_Task requirements:_ Exclude the pictures; give every entry again exactly as written.

(Extracted records)
BEGIN
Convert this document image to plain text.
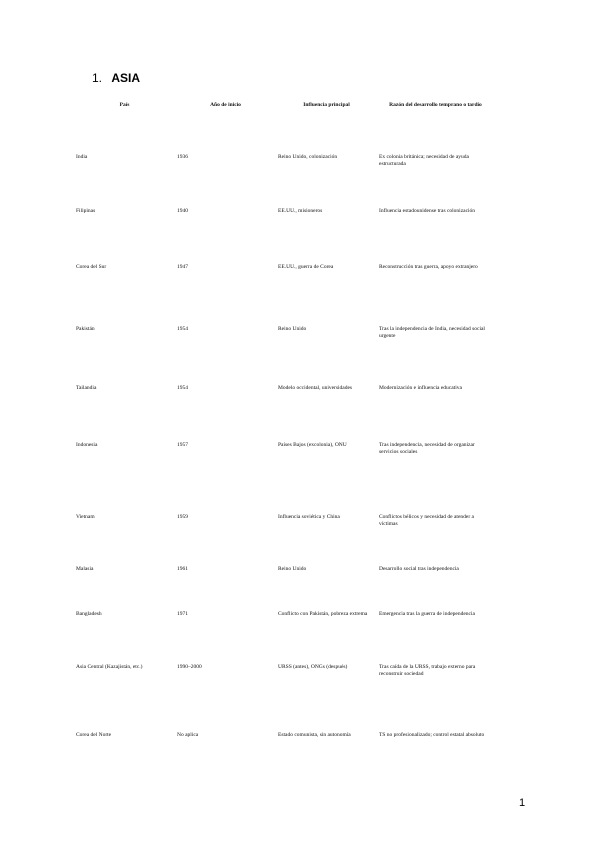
1. ASIA
País	Año de inicio	Influencia principal	Razón del desarrollo temprano o tardío
India	1936	Reino Unido, colonización	Ex colonia británica; necesidad de ayuda estructurada
Filipinas	1940	EE.UU., misioneros	Influencia estadounidense tras colonización
Corea del Sur	1947	EE.UU., guerra de Corea	Reconstrucción tras guerra, apoyo extranjero
Pakistán	1954	Reino Unido	Tras la independencia de India, necesidad social urgente
Tailandia	1954	Modelo occidental, universidades	Modernización e influencia educativa
Indonesia	1957	Países Bajos (excolonia), ONU	Tras independencia, necesidad de organizar servicios sociales
Vietnam	1959	Influencia soviética y China	Conflictos bélicos y necesidad de atender a víctimas
Malasia	1961	Reino Unido	Desarrollo social tras independencia
Bangladesh	1971	Conflicto con Pakistán, pobreza extrema	Emergencia tras la guerra de independencia
Asia Central (Kazajistán, etc.)	1990–2000	URSS (antes), ONGs (después)	Tras caída de la URSS, trabajo externo para reconstruir sociedad
Corea del Norte	No aplica	Estado comunista, sin autonomía	TS no profesionalizado; control estatal absoluto
1
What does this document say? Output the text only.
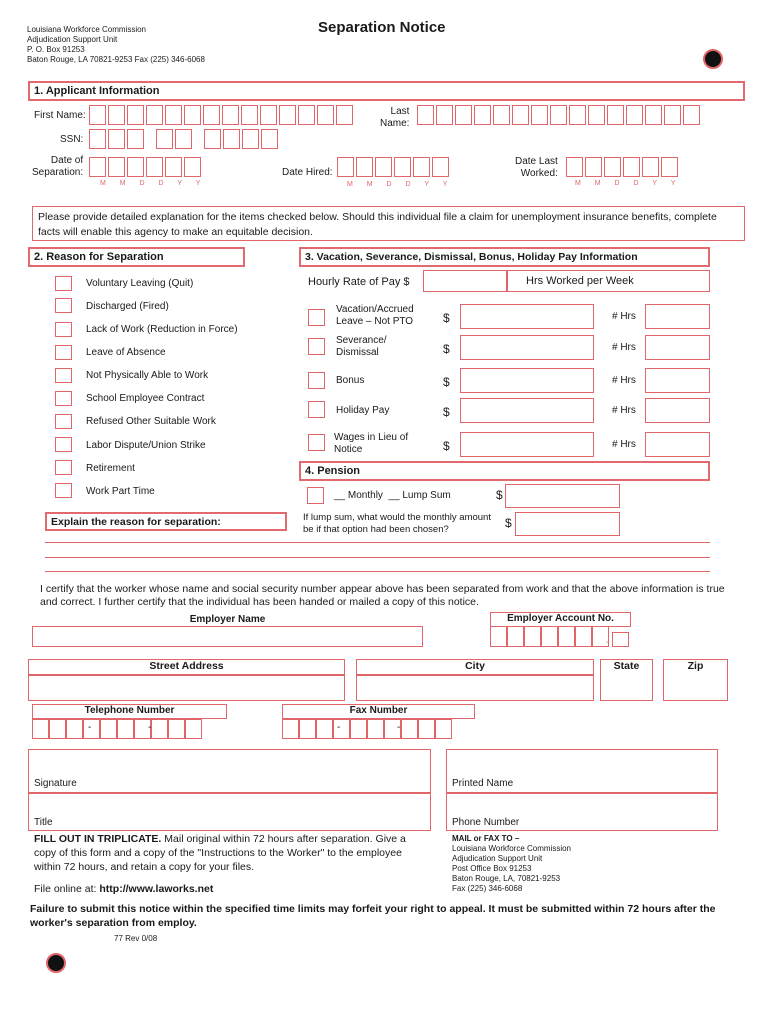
Louisiana Workforce Commission
Adjudication Support Unit
P. O. Box 91253
Baton Rouge, LA 70821-9253 Fax (225) 346-6068
Separation Notice
1. Applicant Information
First Name:	Last
Name:
SSN:
Date of
Separation:
M M D D Y Y
Date Hired:
M M D D Y Y
Date Last
Worked:
M M D D Y Y
Please provide detailed explanation for the items checked below. Should this individual file a claim for unemployment insurance benefits, complete facts will enable this agency to make an equitable decision.
2. Reason for Separation
Voluntary Leaving (Quit)
Discharged (Fired)
Lack of Work (Reduction in Force)
Leave of Absence
Not Physically Able to Work
School Employee Contract
Refused Other Suitable Work
Labor Dispute/Union Strike
Retirement
Work Part Time
Explain the reason for separation:
3. Vacation, Severance, Dismissal, Bonus, Holiday Pay Information
Hourly Rate of Pay $	Hrs Worked per Week
Vacation/Accrued
Leave – Not PTO $	# Hrs
Severance/
Dismissal	$	# Hrs
Bonus	$	# Hrs
Holiday Pay	$	# Hrs
Wages in Lieu of
Notice	$	# Hrs
4. Pension
__ Monthly  __ Lump Sum	$
If lump sum, what would the monthly amount
be if that option had been chosen?	$
I certify that the worker whose name and social security number appear above has been separated from work and that the above information is true and correct. I further certify that the individual has been handed or mailed a copy of this notice.
Employer Name	Employer Account No.
-
Street Address	City	State	Zip
Telephone Number
-	-
Fax Number
-	-
Signature	Printed Name
Title	Phone Number
FILL OUT IN TRIPLICATE. Mail original within 72 hours after separation. Give a copy of this form and a copy of the "Instructions to the Worker" to the employee within 72 hours, and retain a copy for your files.
File online at: http://www.laworks.net
MAIL or FAX TO –
Louisiana Workforce Commission
Adjudication Support Unit
Post Office Box 91253
Baton Rouge, LA, 70821-9253
Fax (225) 346-6068
Failure to submit this notice within the specified time limits may forfeit your right to appeal. It must be submitted within 72 hours after the worker's separation from employ.
77 Rev 0/08
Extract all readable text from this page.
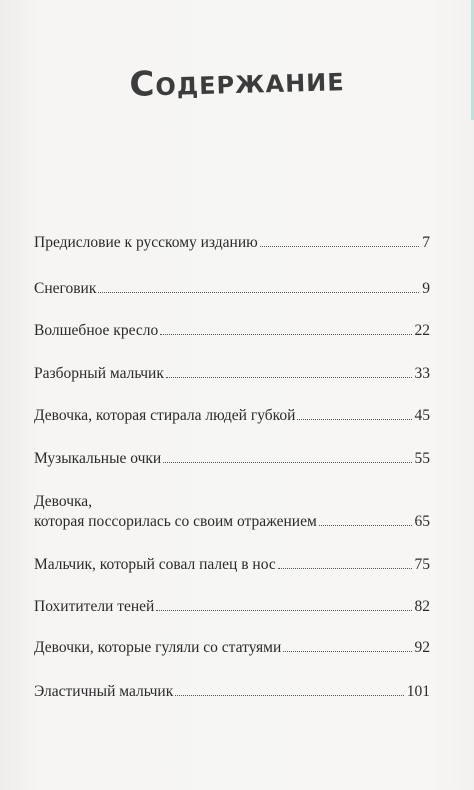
Содержание
Предисловие к русскому изданию	7
Снеговик	9
Волшебное кресло	22
Разборный мальчик	33
Девочка, которая стирала людей губкой	45
Музыкальные очки	55
Девочка,
которая поссорилась со своим отражением	65
Мальчик, который совал палец в нос	75
Похитители теней	82
Девочки, которые гуляли со статуями	92
Эластичный мальчик	101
END
_Response to the task:_
Convert this document image to plain text.
1. ASIA
País	Año de inicio	Influencia principal	Razón del desarrollo temprano o tardío
India	1936	Reino Unido, colonización	Ex colonia británica; necesidad de ayuda estructurada
Filipinas	1940	EE.UU., misioneros	Influencia estadounidense tras colonización
Corea del Sur	1947	EE.UU., guerra de Corea	Reconstrucción tras guerra, apoyo extranjero
Pakistán	1954	Reino Unido	Tras la independencia de India, necesidad social urgente
Tailandia	1954	Modelo occidental, universidades	Modernización e influencia educativa
Indonesia	1957	Países Bajos (excolonia), ONU	Tras independencia, necesidad de organizar servicios sociales
Vietnam	1959	Influencia soviética y China	Conflictos bélicos y necesidad de atender a víctimas
Malasia	1961	Reino Unido	Desarrollo social tras independencia
Bangladesh	1971	Conflicto con Pakistán, pobreza extrema	Emergencia tras la guerra de independencia
Asia Central (Kazajistán, etc.)	1990–2000	URSS (antes), ONGs (después)	Tras caída de la URSS, trabajo externo para reconstruir sociedad
Corea del Norte	No aplica	Estado comunista, sin autonomía	TS no profesionalizado; control estatal absoluto
1
What does this document say? Output the text only.
Louisiana Workforce Commission
Adjudication Support Unit
P. O. Box 91253
Baton Rouge, LA 70821-9253 Fax (225) 346-6068
Separation Notice
1. Applicant Information
First Name:	Last
Name:
SSN:
Date of
Separation:
M M D D Y Y
Date Hired:
M M D D Y Y
Date Last
Worked:
M M D D Y Y
Please provide detailed explanation for the items checked below. Should this individual file a claim for unemployment insurance benefits, complete facts will enable this agency to make an equitable decision.
2. Reason for Separation
Voluntary Leaving (Quit)
Discharged (Fired)
Lack of Work (Reduction in Force)
Leave of Absence
Not Physically Able to Work
School Employee Contract
Refused Other Suitable Work
Labor Dispute/Union Strike
Retirement
Work Part Time
Explain the reason for separation:
3. Vacation, Severance, Dismissal, Bonus, Holiday Pay Information
Hourly Rate of Pay $	Hrs Worked per Week
Vacation/Accrued
Leave – Not PTO $	# Hrs
Severance/
Dismissal	$	# Hrs
Bonus	$	# Hrs
Holiday Pay	$	# Hrs
Wages in Lieu of
Notice	$	# Hrs
4. Pension
__ Monthly  __ Lump Sum	$
If lump sum, what would the monthly amount
be if that option had been chosen?	$
I certify that the worker whose name and social security number appear above has been separated from work and that the above information is true and correct. I further certify that the individual has been handed or mailed a copy of this notice.
Employer Name	Employer Account No.
-
Street Address	City	State	Zip
Telephone Number
-	-
Fax Number
-	-
Signature	Printed Name
Title	Phone Number
FILL OUT IN TRIPLICATE. Mail original within 72 hours after separation. Give a copy of this form and a copy of the "Instructions to the Worker" to the employee within 72 hours, and retain a copy for your files.
File online at: http://www.laworks.net
MAIL or FAX TO –
Louisiana Workforce Commission
Adjudication Support Unit
Post Office Box 91253
Baton Rouge, LA, 70821-9253
Fax (225) 346-6068
Failure to submit this notice within the specified time limits may forfeit your right to appeal. It must be submitted within 72 hours after the worker's separation from employ.
77 Rev 0/08
Extract all readable text from this page.
Содержание
Предисловие к русскому изданию	7
Снеговик	9
Волшебное кресло	22
Разборный мальчик	33
Девочка, которая стирала людей губкой	45
Музыкальные очки	55
Девочка,
которая поссорилась со своим отражением	65
Мальчик, который совал палец в нос	75
Похитители теней	82
Девочки, которые гуляли со статуями	92
Эластичный мальчик	101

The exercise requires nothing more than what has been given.